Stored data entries
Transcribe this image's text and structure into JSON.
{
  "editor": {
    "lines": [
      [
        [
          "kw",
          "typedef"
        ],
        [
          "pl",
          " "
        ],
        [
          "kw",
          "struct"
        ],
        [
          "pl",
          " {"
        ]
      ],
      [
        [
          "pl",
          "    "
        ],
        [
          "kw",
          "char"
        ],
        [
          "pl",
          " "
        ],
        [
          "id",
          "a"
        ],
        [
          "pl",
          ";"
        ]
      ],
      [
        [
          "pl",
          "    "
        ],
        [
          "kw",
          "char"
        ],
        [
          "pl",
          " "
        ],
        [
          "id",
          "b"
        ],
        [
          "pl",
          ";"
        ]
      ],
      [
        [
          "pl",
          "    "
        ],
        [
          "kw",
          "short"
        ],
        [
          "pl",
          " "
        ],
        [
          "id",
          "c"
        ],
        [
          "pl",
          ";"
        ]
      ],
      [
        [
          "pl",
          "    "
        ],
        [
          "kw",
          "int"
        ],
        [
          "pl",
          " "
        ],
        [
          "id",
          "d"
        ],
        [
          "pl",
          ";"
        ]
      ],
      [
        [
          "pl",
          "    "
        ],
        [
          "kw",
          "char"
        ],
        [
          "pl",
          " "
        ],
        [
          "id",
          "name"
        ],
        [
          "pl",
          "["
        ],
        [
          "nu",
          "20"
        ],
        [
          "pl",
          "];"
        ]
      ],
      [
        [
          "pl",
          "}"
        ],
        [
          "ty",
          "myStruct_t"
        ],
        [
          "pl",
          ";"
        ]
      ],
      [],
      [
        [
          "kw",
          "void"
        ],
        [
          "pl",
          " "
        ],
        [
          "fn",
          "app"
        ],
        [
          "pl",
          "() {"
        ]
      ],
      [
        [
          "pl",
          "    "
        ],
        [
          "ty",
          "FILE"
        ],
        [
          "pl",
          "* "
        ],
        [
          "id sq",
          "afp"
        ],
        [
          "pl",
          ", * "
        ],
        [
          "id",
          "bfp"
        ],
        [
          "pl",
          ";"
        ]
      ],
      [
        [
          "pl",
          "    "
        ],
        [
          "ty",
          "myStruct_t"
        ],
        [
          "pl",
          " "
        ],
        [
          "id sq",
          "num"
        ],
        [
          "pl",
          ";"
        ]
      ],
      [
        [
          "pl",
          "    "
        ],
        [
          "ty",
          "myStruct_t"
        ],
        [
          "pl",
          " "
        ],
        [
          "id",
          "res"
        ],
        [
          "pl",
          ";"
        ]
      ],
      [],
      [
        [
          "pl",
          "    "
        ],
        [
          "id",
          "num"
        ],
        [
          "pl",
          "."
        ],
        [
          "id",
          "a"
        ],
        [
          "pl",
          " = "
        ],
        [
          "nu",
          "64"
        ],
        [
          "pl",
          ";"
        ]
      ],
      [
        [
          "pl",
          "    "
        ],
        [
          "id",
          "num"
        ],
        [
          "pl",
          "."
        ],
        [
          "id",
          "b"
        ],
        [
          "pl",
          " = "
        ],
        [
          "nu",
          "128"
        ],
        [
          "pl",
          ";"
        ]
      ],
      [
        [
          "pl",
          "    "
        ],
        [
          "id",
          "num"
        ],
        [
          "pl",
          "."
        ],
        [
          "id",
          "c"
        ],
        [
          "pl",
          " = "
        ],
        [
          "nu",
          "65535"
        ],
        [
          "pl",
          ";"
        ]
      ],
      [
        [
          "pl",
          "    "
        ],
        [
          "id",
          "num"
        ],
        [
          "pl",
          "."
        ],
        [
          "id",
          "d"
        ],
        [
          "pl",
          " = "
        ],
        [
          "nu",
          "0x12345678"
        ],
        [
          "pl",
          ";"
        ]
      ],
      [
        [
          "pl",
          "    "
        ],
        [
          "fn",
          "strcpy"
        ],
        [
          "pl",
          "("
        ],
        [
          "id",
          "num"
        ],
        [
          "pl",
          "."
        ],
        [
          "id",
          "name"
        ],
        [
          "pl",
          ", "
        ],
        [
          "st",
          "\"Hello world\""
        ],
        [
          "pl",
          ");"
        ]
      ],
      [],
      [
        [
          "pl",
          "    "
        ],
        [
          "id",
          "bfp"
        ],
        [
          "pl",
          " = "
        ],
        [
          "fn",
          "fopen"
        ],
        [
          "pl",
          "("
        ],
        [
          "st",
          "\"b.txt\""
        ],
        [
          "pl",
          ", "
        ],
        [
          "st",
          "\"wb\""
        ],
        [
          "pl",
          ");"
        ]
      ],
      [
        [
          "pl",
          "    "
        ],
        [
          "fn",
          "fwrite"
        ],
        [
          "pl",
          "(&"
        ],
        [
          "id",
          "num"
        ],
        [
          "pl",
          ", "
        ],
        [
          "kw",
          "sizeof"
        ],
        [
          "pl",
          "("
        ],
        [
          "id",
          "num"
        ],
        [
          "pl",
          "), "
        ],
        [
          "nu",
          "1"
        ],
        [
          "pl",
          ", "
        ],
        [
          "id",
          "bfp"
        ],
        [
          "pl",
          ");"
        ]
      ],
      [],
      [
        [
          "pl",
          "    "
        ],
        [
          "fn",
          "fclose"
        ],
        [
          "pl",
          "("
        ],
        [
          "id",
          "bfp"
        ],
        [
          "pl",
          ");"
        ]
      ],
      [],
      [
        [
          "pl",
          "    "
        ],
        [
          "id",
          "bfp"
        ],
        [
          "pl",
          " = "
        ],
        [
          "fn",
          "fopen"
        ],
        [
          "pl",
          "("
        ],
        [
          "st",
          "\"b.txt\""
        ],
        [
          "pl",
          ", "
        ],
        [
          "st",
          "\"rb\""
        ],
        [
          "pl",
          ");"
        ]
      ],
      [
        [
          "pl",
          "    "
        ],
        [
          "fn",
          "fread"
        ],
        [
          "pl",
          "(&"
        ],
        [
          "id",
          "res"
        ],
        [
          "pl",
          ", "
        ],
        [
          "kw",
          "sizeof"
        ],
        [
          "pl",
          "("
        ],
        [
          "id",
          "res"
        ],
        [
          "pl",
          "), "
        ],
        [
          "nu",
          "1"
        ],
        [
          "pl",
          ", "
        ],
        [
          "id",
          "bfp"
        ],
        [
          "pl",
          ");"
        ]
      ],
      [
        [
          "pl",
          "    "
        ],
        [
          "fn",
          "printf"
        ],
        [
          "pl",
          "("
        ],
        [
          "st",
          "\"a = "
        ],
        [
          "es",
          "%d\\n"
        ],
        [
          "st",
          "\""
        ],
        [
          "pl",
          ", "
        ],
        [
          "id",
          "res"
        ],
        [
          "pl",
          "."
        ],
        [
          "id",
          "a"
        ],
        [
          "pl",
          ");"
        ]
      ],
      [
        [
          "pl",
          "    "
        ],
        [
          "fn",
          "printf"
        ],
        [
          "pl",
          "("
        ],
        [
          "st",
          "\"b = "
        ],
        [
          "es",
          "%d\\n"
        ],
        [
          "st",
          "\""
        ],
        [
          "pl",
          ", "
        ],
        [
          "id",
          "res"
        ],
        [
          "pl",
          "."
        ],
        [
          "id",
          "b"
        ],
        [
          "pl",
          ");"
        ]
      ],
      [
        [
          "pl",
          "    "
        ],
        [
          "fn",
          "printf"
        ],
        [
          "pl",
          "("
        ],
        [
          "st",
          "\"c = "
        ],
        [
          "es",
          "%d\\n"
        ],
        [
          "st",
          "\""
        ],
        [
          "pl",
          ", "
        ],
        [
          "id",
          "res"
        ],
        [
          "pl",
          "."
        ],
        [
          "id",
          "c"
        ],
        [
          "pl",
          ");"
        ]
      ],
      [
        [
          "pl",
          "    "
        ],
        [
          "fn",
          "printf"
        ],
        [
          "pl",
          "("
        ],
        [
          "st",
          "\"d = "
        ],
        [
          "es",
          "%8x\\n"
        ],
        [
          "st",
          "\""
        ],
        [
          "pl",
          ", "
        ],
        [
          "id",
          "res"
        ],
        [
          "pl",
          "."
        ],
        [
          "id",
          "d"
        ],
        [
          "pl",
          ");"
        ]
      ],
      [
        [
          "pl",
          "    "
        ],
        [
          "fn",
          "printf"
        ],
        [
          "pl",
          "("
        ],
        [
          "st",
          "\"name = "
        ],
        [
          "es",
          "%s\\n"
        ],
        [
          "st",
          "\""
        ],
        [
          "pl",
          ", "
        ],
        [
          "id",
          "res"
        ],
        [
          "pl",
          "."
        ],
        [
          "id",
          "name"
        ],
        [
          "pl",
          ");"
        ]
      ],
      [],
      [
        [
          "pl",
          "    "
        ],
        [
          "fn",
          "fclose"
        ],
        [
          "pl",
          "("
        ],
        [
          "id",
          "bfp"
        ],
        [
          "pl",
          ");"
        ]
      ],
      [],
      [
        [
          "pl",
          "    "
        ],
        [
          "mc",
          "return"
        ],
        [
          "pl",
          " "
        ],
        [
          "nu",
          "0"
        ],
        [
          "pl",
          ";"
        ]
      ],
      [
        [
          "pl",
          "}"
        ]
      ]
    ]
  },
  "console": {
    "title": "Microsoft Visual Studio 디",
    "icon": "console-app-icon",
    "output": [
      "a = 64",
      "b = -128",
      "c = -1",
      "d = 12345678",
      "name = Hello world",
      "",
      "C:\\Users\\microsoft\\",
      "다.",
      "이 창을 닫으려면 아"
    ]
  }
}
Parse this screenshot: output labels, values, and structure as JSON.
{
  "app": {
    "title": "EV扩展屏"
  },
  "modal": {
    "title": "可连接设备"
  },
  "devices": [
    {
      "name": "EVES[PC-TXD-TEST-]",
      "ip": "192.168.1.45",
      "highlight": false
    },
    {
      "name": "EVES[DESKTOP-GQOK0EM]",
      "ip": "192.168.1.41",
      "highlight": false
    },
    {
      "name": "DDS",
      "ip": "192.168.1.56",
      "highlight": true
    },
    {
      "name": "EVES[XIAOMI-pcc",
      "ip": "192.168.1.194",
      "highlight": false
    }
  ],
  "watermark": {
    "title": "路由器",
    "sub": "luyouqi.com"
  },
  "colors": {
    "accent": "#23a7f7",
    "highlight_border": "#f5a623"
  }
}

■ Given problem ■
Search the data for "structure". Copy every matching line.

■ Expected output ■
Transcribe this image's text and structure into JSON.
Parse this screenshot: output labels, values, and structure as JSON.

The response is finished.